### AIM
Restate the listing that follows word for word, without its pictures.

++++++++++++++++++++

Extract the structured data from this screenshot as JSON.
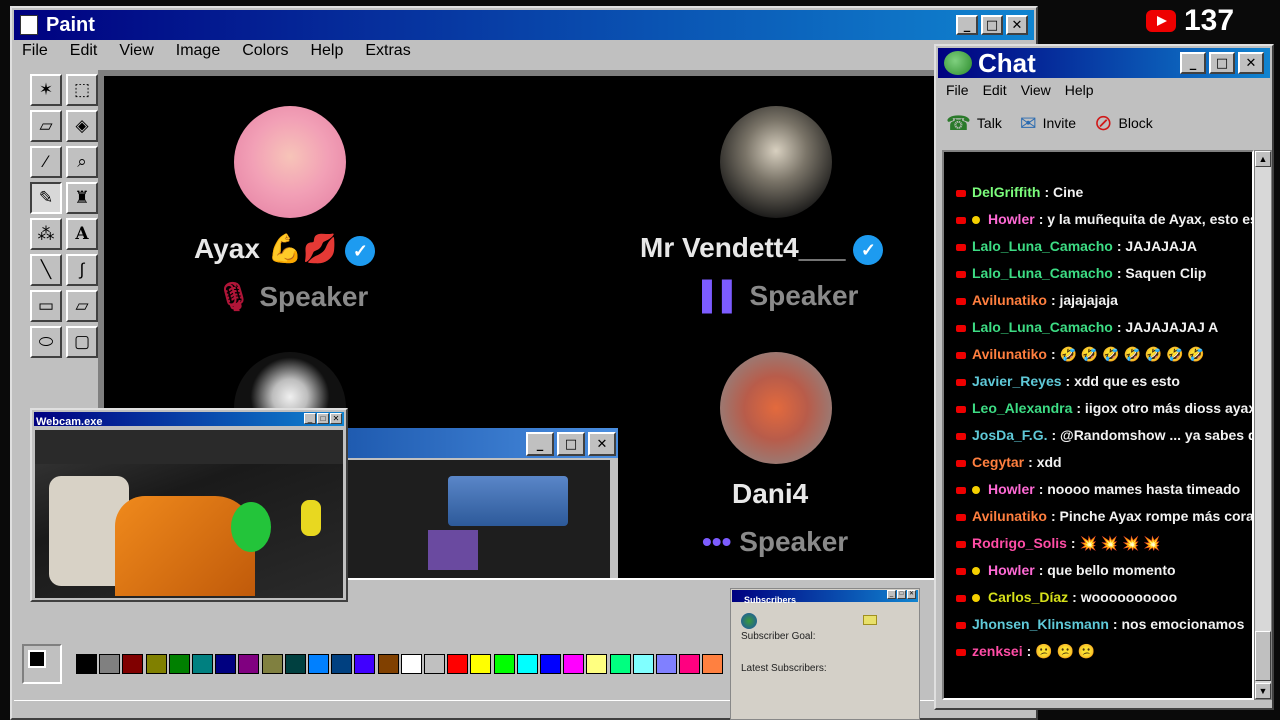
{
  "youtube": {
    "viewers": "137"
  },
  "paint": {
    "title": "Paint",
    "menu": [
      "File",
      "Edit",
      "View",
      "Image",
      "Colors",
      "Help",
      "Extras"
    ],
    "canvas": {
      "speakers": [
        {
          "name": "Ayax",
          "role": "Speaker"
        },
        {
          "name": "Mr Vendett4___",
          "role": "Speaker"
        },
        {
          "name": "Dani4",
          "role": "Speaker"
        }
      ]
    },
    "palette": [
      "#000000",
      "#808080",
      "#800000",
      "#808000",
      "#008000",
      "#008080",
      "#000080",
      "#800080",
      "#808040",
      "#004040",
      "#0080ff",
      "#004080",
      "#4000ff",
      "#804000",
      "#ffffff",
      "#c0c0c0",
      "#ff0000",
      "#ffff00",
      "#00ff00",
      "#00ffff",
      "#0000ff",
      "#ff00ff",
      "#ffff80",
      "#00ff80",
      "#80ffff",
      "#8080ff",
      "#ff0080",
      "#ff8040"
    ]
  },
  "webcam": {
    "title": "Webcam.exe"
  },
  "subscribers": {
    "title": "Subscribers",
    "goal_label": "Subscriber Goal:",
    "latest_label": "Latest Subscribers:"
  },
  "chat": {
    "title": "Chat",
    "menu": [
      "File",
      "Edit",
      "View",
      "Help"
    ],
    "toolbar": {
      "talk": "Talk",
      "invite": "Invite",
      "block": "Block"
    },
    "messages": [
      {
        "user": "DelGriffith",
        "color": "#7cfc7c",
        "text": ": Cine",
        "badge": false
      },
      {
        "user": "Howler",
        "color": "#ff6ad5",
        "text": ": y la muñequita de Ayax, esto es muy",
        "badge": true
      },
      {
        "user": "Lalo_Luna_Camacho",
        "color": "#3ddc84",
        "text": ": JAJAJAJA",
        "badge": false
      },
      {
        "user": "Lalo_Luna_Camacho",
        "color": "#3ddc84",
        "text": ": Saquen Clip",
        "badge": false
      },
      {
        "user": "Avilunatiko",
        "color": "#ff7f3f",
        "text": ": jajajajaja",
        "badge": false
      },
      {
        "user": "Lalo_Luna_Camacho",
        "color": "#3ddc84",
        "text": ": JAJAJAJAJ A",
        "badge": false
      },
      {
        "user": "Avilunatiko",
        "color": "#ff7f3f",
        "text": ": 🤣 🤣 🤣 🤣 🤣 🤣 🤣",
        "badge": false
      },
      {
        "user": "Javier_Reyes",
        "color": "#5fc9d8",
        "text": ": xdd que es esto",
        "badge": false
      },
      {
        "user": "Leo_Alexandra",
        "color": "#3ddc84",
        "text": ": iigox otro más dioss ayax ya pa",
        "badge": false
      },
      {
        "user": "JosDa_F.G.",
        "color": "#5fc9d8",
        "text": ": @Randomshow ... ya sabes que ha",
        "badge": false
      },
      {
        "user": "Cegytar",
        "color": "#ff7f3f",
        "text": ": xdd",
        "badge": false
      },
      {
        "user": "Howler",
        "color": "#ff6ad5",
        "text": ": noooo mames hasta timeado",
        "badge": true
      },
      {
        "user": "Avilunatiko",
        "color": "#ff7f3f",
        "text": ": Pinche Ayax rompe más corazones",
        "badge": false
      },
      {
        "user": "Rodrigo_Solis",
        "color": "#ff4da6",
        "text": ": 💥 💥 💥 💥",
        "badge": false
      },
      {
        "user": "Howler",
        "color": "#ff6ad5",
        "text": ": que bello momento",
        "badge": true
      },
      {
        "user": "Carlos_Díaz",
        "color": "#d6e01a",
        "text": ": woooooooooo",
        "badge": true
      },
      {
        "user": "Jhonsen_Klinsmann",
        "color": "#5fc9d8",
        "text": ": nos emocionamos",
        "badge": false
      },
      {
        "user": "zenksei",
        "color": "#ff4da6",
        "text": ": 😕 😕 😕",
        "badge": false
      }
    ]
  }
}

++++++++++++++++++++

### THE RESULT
Extract the structured data from this screenshot as JSON.
{
  "youtube": {
    "viewers": "137"
  },
  "paint": {
    "title": "Paint",
    "menu": [
      "File",
      "Edit",
      "View",
      "Image",
      "Colors",
      "Help",
      "Extras"
    ],
    "canvas": {
      "speakers": [
        {
          "name": "Ayax",
          "role": "Speaker"
        },
        {
          "name": "Mr Vendett4___",
          "role": "Speaker"
        },
        {
          "name": "Dani4",
          "role": "Speaker"
        }
      ]
    },
    "palette": [
      "#000000",
      "#808080",
      "#800000",
      "#808000",
      "#008000",
      "#008080",
      "#000080",
      "#800080",
      "#808040",
      "#004040",
      "#0080ff",
      "#004080",
      "#4000ff",
      "#804000",
      "#ffffff",
      "#c0c0c0",
      "#ff0000",
      "#ffff00",
      "#00ff00",
      "#00ffff",
      "#0000ff",
      "#ff00ff",
      "#ffff80",
      "#00ff80",
      "#80ffff",
      "#8080ff",
      "#ff0080",
      "#ff8040"
    ]
  },
  "webcam": {
    "title": "Webcam.exe"
  },
  "subscribers": {
    "title": "Subscribers",
    "goal_label": "Subscriber Goal:",
    "latest_label": "Latest Subscribers:"
  },
  "chat": {
    "title": "Chat",
    "menu": [
      "File",
      "Edit",
      "View",
      "Help"
    ],
    "toolbar": {
      "talk": "Talk",
      "invite": "Invite",
      "block": "Block"
    },
    "messages": [
      {
        "user": "DelGriffith",
        "color": "#7cfc7c",
        "text": ": Cine",
        "badge": false
      },
      {
        "user": "Howler",
        "color": "#ff6ad5",
        "text": ": y la muñequita de Ayax, esto es muy",
        "badge": true
      },
      {
        "user": "Lalo_Luna_Camacho",
        "color": "#3ddc84",
        "text": ": JAJAJAJA",
        "badge": false
      },
      {
        "user": "Lalo_Luna_Camacho",
        "color": "#3ddc84",
        "text": ": Saquen Clip",
        "badge": false
      },
      {
        "user": "Avilunatiko",
        "color": "#ff7f3f",
        "text": ": jajajajaja",
        "badge": false
      },
      {
        "user": "Lalo_Luna_Camacho",
        "color": "#3ddc84",
        "text": ": JAJAJAJAJ A",
        "badge": false
      },
      {
        "user": "Avilunatiko",
        "color": "#ff7f3f",
        "text": ": 🤣 🤣 🤣 🤣 🤣 🤣 🤣",
        "badge": false
      },
      {
        "user": "Javier_Reyes",
        "color": "#5fc9d8",
        "text": ": xdd que es esto",
        "badge": false
      },
      {
        "user": "Leo_Alexandra",
        "color": "#3ddc84",
        "text": ": iigox otro más dioss ayax ya pa",
        "badge": false
      },
      {
        "user": "JosDa_F.G.",
        "color": "#5fc9d8",
        "text": ": @Randomshow ... ya sabes que ha",
        "badge": false
      },
      {
        "user": "Cegytar",
        "color": "#ff7f3f",
        "text": ": xdd",
        "badge": false
      },
      {
        "user": "Howler",
        "color": "#ff6ad5",
        "text": ": noooo mames hasta timeado",
        "badge": true
      },
      {
        "user": "Avilunatiko",
        "color": "#ff7f3f",
        "text": ": Pinche Ayax rompe más corazones",
        "badge": false
      },
      {
        "user": "Rodrigo_Solis",
        "color": "#ff4da6",
        "text": ": 💥 💥 💥 💥",
        "badge": false
      },
      {
        "user": "Howler",
        "color": "#ff6ad5",
        "text": ": que bello momento",
        "badge": true
      },
      {
        "user": "Carlos_Díaz",
        "color": "#d6e01a",
        "text": ": woooooooooo",
        "badge": true
      },
      {
        "user": "Jhonsen_Klinsmann",
        "color": "#5fc9d8",
        "text": ": nos emocionamos",
        "badge": false
      },
      {
        "user": "zenksei",
        "color": "#ff4da6",
        "text": ": 😕 😕 😕",
        "badge": false
      }
    ]
  }
}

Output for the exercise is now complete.